What this task involves:
In the records that follow, show each line where the word "offerts" is present.
_ _ _
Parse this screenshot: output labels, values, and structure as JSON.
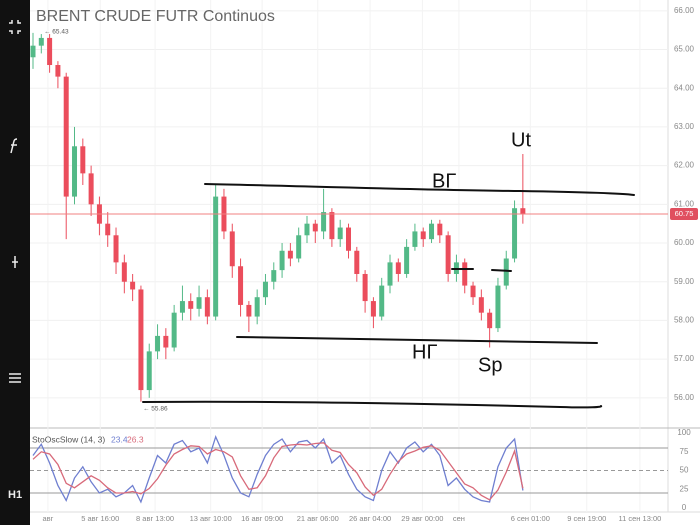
{
  "chart_data": {
    "type": "candlestick",
    "title": "BRENT CRUDE FUTR Continuos",
    "timeframe": "H1",
    "up_color": "#53b987",
    "down_color": "#eb4d5c",
    "xlim": [
      0,
      76
    ],
    "xticks": [
      {
        "value": 1.8,
        "label": "авг"
      },
      {
        "value": 8.1,
        "label": "5 авг 16:00"
      },
      {
        "value": 14.7,
        "label": "8 авг 13:00"
      },
      {
        "value": 21.4,
        "label": "13 авг 10:00"
      },
      {
        "value": 27.6,
        "label": "16 авг 09:00"
      },
      {
        "value": 34.3,
        "label": "21 авг 06:00"
      },
      {
        "value": 40.6,
        "label": "26 авг 04:00"
      },
      {
        "value": 46.9,
        "label": "29 авг 00:00"
      },
      {
        "value": 51.3,
        "label": "сен"
      },
      {
        "value": 59.9,
        "label": "6 сен 01:00"
      },
      {
        "value": 66.7,
        "label": "9 сен 19:00"
      },
      {
        "value": 73.1,
        "label": "11 сен 13:00"
      }
    ],
    "ylim": [
      55.22,
      66.28
    ],
    "yticks": [
      {
        "value": 56,
        "label": "56.00"
      },
      {
        "value": 57,
        "label": "57.00"
      },
      {
        "value": 58,
        "label": "58.00"
      },
      {
        "value": 59,
        "label": "59.00"
      },
      {
        "value": 60,
        "label": "60.00"
      },
      {
        "value": 61,
        "label": "61.00"
      },
      {
        "value": 62,
        "label": "62.00"
      },
      {
        "value": 63,
        "label": "63.00"
      },
      {
        "value": 64,
        "label": "64.00"
      },
      {
        "value": 65,
        "label": "65.00"
      },
      {
        "value": 66,
        "label": "66.00"
      }
    ],
    "last_price": 60.75,
    "last_price_color": "#f08080",
    "high_label": "← 65.43",
    "low_label": "← 55.86",
    "candles": [
      [
        64.8,
        65.43,
        64.5,
        65.1
      ],
      [
        65.1,
        65.4,
        64.9,
        65.3
      ],
      [
        65.3,
        65.4,
        64.4,
        64.6
      ],
      [
        64.6,
        64.7,
        64.0,
        64.3
      ],
      [
        64.3,
        64.4,
        60.1,
        61.2
      ],
      [
        61.2,
        63.0,
        61.0,
        62.5
      ],
      [
        62.5,
        62.7,
        61.5,
        61.8
      ],
      [
        61.8,
        62.0,
        60.7,
        61.0
      ],
      [
        61.0,
        61.2,
        60.2,
        60.5
      ],
      [
        60.5,
        60.8,
        59.9,
        60.2
      ],
      [
        60.2,
        60.4,
        59.2,
        59.5
      ],
      [
        59.5,
        59.7,
        58.7,
        59.0
      ],
      [
        59.0,
        59.2,
        58.5,
        58.8
      ],
      [
        58.8,
        58.9,
        55.9,
        56.2
      ],
      [
        56.2,
        57.4,
        56.0,
        57.2
      ],
      [
        57.2,
        57.9,
        57.0,
        57.6
      ],
      [
        57.6,
        57.8,
        57.0,
        57.3
      ],
      [
        57.3,
        58.4,
        57.2,
        58.2
      ],
      [
        58.2,
        58.9,
        58.0,
        58.5
      ],
      [
        58.5,
        58.7,
        58.0,
        58.3
      ],
      [
        58.3,
        58.9,
        58.1,
        58.6
      ],
      [
        58.6,
        58.8,
        57.9,
        58.1
      ],
      [
        58.1,
        61.5,
        58.0,
        61.2
      ],
      [
        61.2,
        61.4,
        60.1,
        60.3
      ],
      [
        60.3,
        60.5,
        59.1,
        59.4
      ],
      [
        59.4,
        59.6,
        58.1,
        58.4
      ],
      [
        58.4,
        58.5,
        57.7,
        58.1
      ],
      [
        58.1,
        58.8,
        57.9,
        58.6
      ],
      [
        58.6,
        59.2,
        58.4,
        59.0
      ],
      [
        59.0,
        59.5,
        58.8,
        59.3
      ],
      [
        59.3,
        60.0,
        59.1,
        59.8
      ],
      [
        59.8,
        60.0,
        59.4,
        59.6
      ],
      [
        59.6,
        60.4,
        59.5,
        60.2
      ],
      [
        60.2,
        60.7,
        60.0,
        60.5
      ],
      [
        60.5,
        60.6,
        60.0,
        60.3
      ],
      [
        60.3,
        61.4,
        60.1,
        60.8
      ],
      [
        60.8,
        60.9,
        59.9,
        60.1
      ],
      [
        60.1,
        60.6,
        59.9,
        60.4
      ],
      [
        60.4,
        60.5,
        59.6,
        59.8
      ],
      [
        59.8,
        59.9,
        59.0,
        59.2
      ],
      [
        59.2,
        59.3,
        58.2,
        58.5
      ],
      [
        58.5,
        58.6,
        57.8,
        58.1
      ],
      [
        58.1,
        59.1,
        58.0,
        58.9
      ],
      [
        58.9,
        59.7,
        58.7,
        59.5
      ],
      [
        59.5,
        59.6,
        59.0,
        59.2
      ],
      [
        59.2,
        60.1,
        59.1,
        59.9
      ],
      [
        59.9,
        60.5,
        59.8,
        60.3
      ],
      [
        60.3,
        60.4,
        59.9,
        60.1
      ],
      [
        60.1,
        60.6,
        60.0,
        60.5
      ],
      [
        60.5,
        60.6,
        60.0,
        60.2
      ],
      [
        60.2,
        60.3,
        59.0,
        59.2
      ],
      [
        59.2,
        59.7,
        59.0,
        59.5
      ],
      [
        59.5,
        59.6,
        58.7,
        58.9
      ],
      [
        58.9,
        59.0,
        58.4,
        58.6
      ],
      [
        58.6,
        58.8,
        58.0,
        58.2
      ],
      [
        58.2,
        58.3,
        57.3,
        57.8
      ],
      [
        57.8,
        59.1,
        57.7,
        58.9
      ],
      [
        58.9,
        59.8,
        58.8,
        59.6
      ],
      [
        59.6,
        61.1,
        59.5,
        60.9
      ],
      [
        60.9,
        62.3,
        60.5,
        60.75
      ]
    ],
    "annotations": {
      "upper": "ВГ",
      "lower": "НГ",
      "ut": "Ut",
      "sp": "Sp"
    },
    "indicator": {
      "name": "StoOscSlow (14, 3)",
      "ylim": [
        -5.3,
        106.7
      ],
      "yticks": [
        0,
        25,
        50,
        75,
        100
      ],
      "levels": [
        80,
        50,
        20
      ],
      "series": [
        {
          "color": "#6f7fd0",
          "values": [
            70,
            85,
            60,
            30,
            10,
            40,
            55,
            35,
            20,
            25,
            15,
            20,
            30,
            8,
            40,
            70,
            60,
            85,
            90,
            75,
            80,
            60,
            95,
            70,
            40,
            20,
            15,
            45,
            70,
            85,
            92,
            75,
            88,
            90,
            80,
            92,
            60,
            70,
            45,
            25,
            15,
            10,
            50,
            75,
            60,
            80,
            88,
            75,
            85,
            70,
            30,
            40,
            25,
            15,
            10,
            8,
            55,
            80,
            92,
            23.4
          ]
        },
        {
          "color": "#d86a7a",
          "values": [
            65,
            75,
            72,
            58,
            33,
            27,
            35,
            43,
            37,
            27,
            20,
            20,
            22,
            19,
            26,
            39,
            57,
            72,
            78,
            83,
            82,
            72,
            78,
            75,
            68,
            43,
            25,
            27,
            43,
            67,
            82,
            84,
            85,
            84,
            86,
            87,
            77,
            74,
            58,
            47,
            28,
            17,
            25,
            45,
            62,
            72,
            76,
            81,
            83,
            77,
            62,
            47,
            32,
            27,
            17,
            11,
            24,
            48,
            76,
            26.3
          ]
        }
      ]
    }
  }
}
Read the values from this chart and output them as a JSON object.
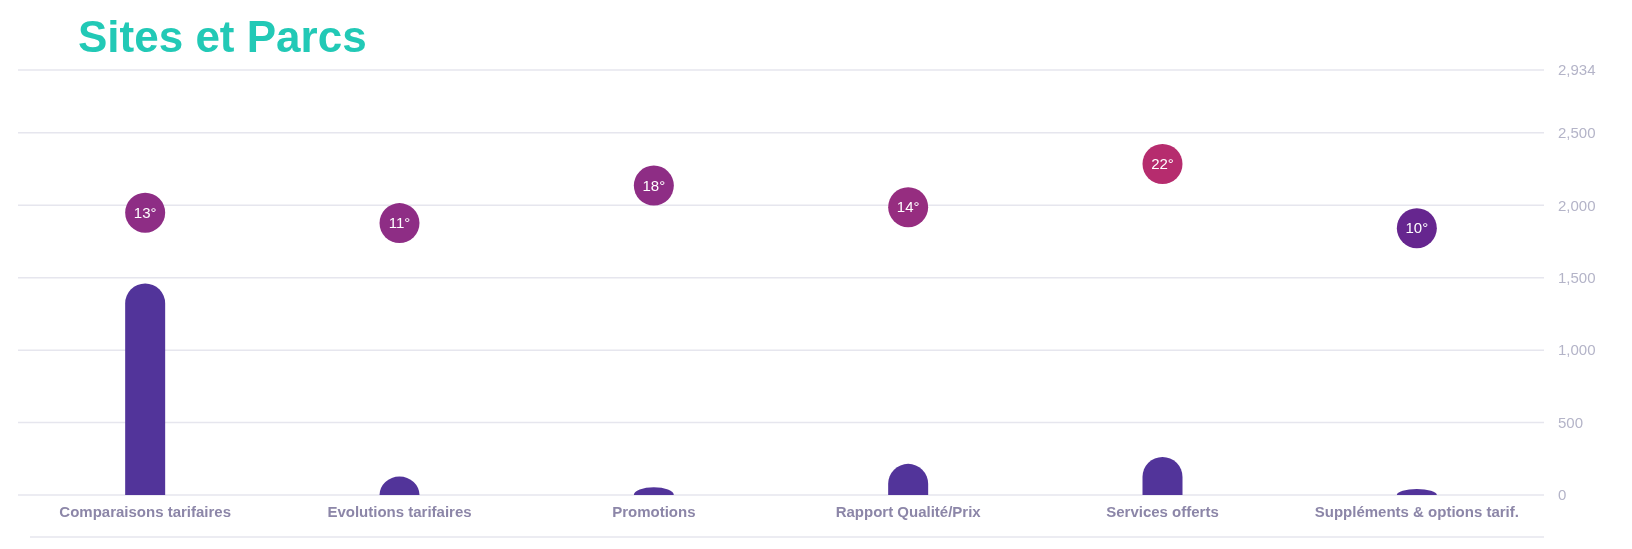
{
  "chart_data": {
    "type": "bar",
    "title": "Sites et Parcs",
    "categories": [
      "Comparaisons tarifaires",
      "Evolutions tarifaires",
      "Promotions",
      "Rapport Qualité/Prix",
      "Services offerts",
      "Suppléments & options tarif."
    ],
    "series": [
      {
        "color": "#52349a",
        "values": [
          1460,
          127,
          54,
          215,
          263,
          41
        ]
      },
      {
        "type": "scatter",
        "marker": "circle",
        "colors": [
          "#8e2d85",
          "#8e2d85",
          "#8e2d85",
          "#962d80",
          "#b62c6e",
          "#66268f"
        ],
        "values": [
          1949,
          1877,
          2136,
          1987,
          2285,
          1842
        ]
      }
    ],
    "annotations": [
      {
        "text": "13°",
        "x": "Comparaisons tarifaires",
        "y": 1949
      },
      {
        "text": "11°",
        "x": "Evolutions tarifaires",
        "y": 1877
      },
      {
        "text": "18°",
        "x": "Promotions",
        "y": 2136
      },
      {
        "text": "14°",
        "x": "Rapport Qualité/Prix",
        "y": 1987
      },
      {
        "text": "22°",
        "x": "Services offerts",
        "y": 2285
      },
      {
        "text": "10°",
        "x": "Suppléments & options tarif.",
        "y": 1842
      }
    ],
    "ylim": [
      0,
      2934
    ],
    "yticks": [
      0,
      {
        "value": 500,
        "label": "500"
      },
      {
        "value": 1000,
        "label": "1,000"
      },
      {
        "value": 1500,
        "label": "1,500"
      },
      {
        "value": 2000,
        "label": "2,000"
      },
      {
        "value": 2500,
        "label": "2,500"
      },
      {
        "value": 2934,
        "label": "2,934"
      }
    ],
    "grid": "y"
  }
}
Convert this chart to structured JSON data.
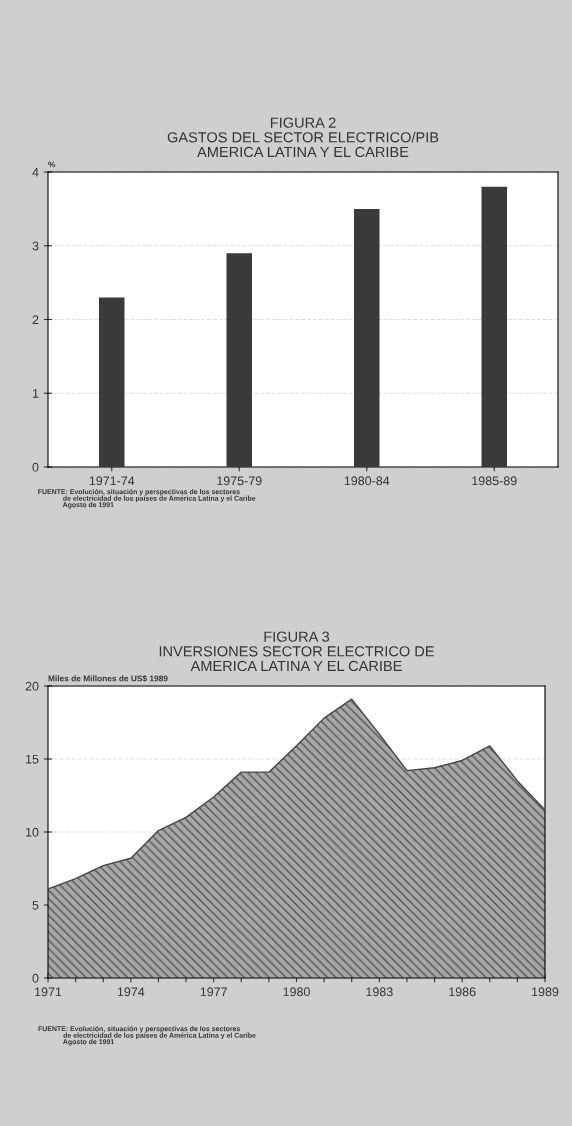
_ _ _
Response:
      "Services offerts",
        "x": "Services offerts",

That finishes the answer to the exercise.